↓↓↓

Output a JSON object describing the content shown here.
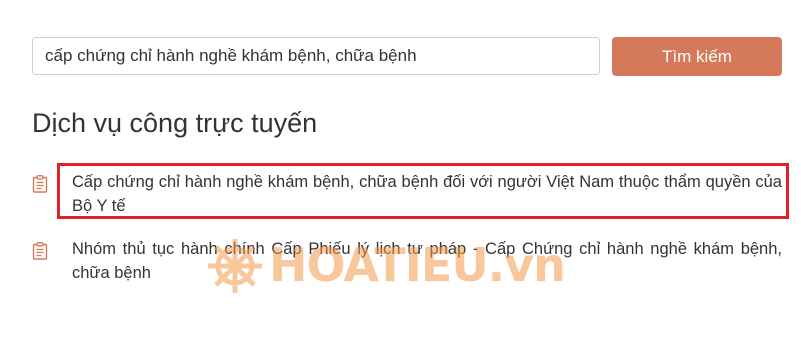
{
  "search": {
    "value": "cấp chứng chỉ hành nghề khám bệnh, chữa bệnh",
    "button_label": "Tìm kiếm"
  },
  "section": {
    "title": "Dịch vụ công trực tuyến"
  },
  "results": [
    {
      "label": "Cấp chứng chỉ hành nghề khám bệnh, chữa bệnh đối với người Việt Nam thuộc thẩm quyền của Bộ Y tế",
      "icon": "document-icon",
      "highlighted": true
    },
    {
      "label": "Nhóm thủ tục hành chính Cấp Phiếu lý lịch tư pháp - Cấp Chứng chỉ hành nghề khám bệnh, chữa bệnh",
      "icon": "document-icon",
      "highlighted": false
    }
  ],
  "watermark": {
    "text": "HOATIEU.vn"
  },
  "colors": {
    "button": "#d4795a",
    "highlight_border": "#e0202a",
    "icon": "#d4795a",
    "watermark": "#f39a4a"
  }
}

↑↑↑

• PROBLEM STATEMENT: Return every line of the records exactly as given, pictures excluded.

• REPLY TO THE TASK:
Output a JSON object describing the content shown here.
{
  "search": {
    "value": "cấp chứng chỉ hành nghề khám bệnh, chữa bệnh",
    "button_label": "Tìm kiếm"
  },
  "section": {
    "title": "Dịch vụ công trực tuyến"
  },
  "results": [
    {
      "label": "Cấp chứng chỉ hành nghề khám bệnh, chữa bệnh đối với người Việt Nam thuộc thẩm quyền của Bộ Y tế",
      "icon": "document-icon",
      "highlighted": true
    },
    {
      "label": "Nhóm thủ tục hành chính Cấp Phiếu lý lịch tư pháp - Cấp Chứng chỉ hành nghề khám bệnh, chữa bệnh",
      "icon": "document-icon",
      "highlighted": false
    }
  ],
  "watermark": {
    "text": "HOATIEU.vn"
  },
  "colors": {
    "button": "#d4795a",
    "highlight_border": "#e0202a",
    "icon": "#d4795a",
    "watermark": "#f39a4a"
  }
}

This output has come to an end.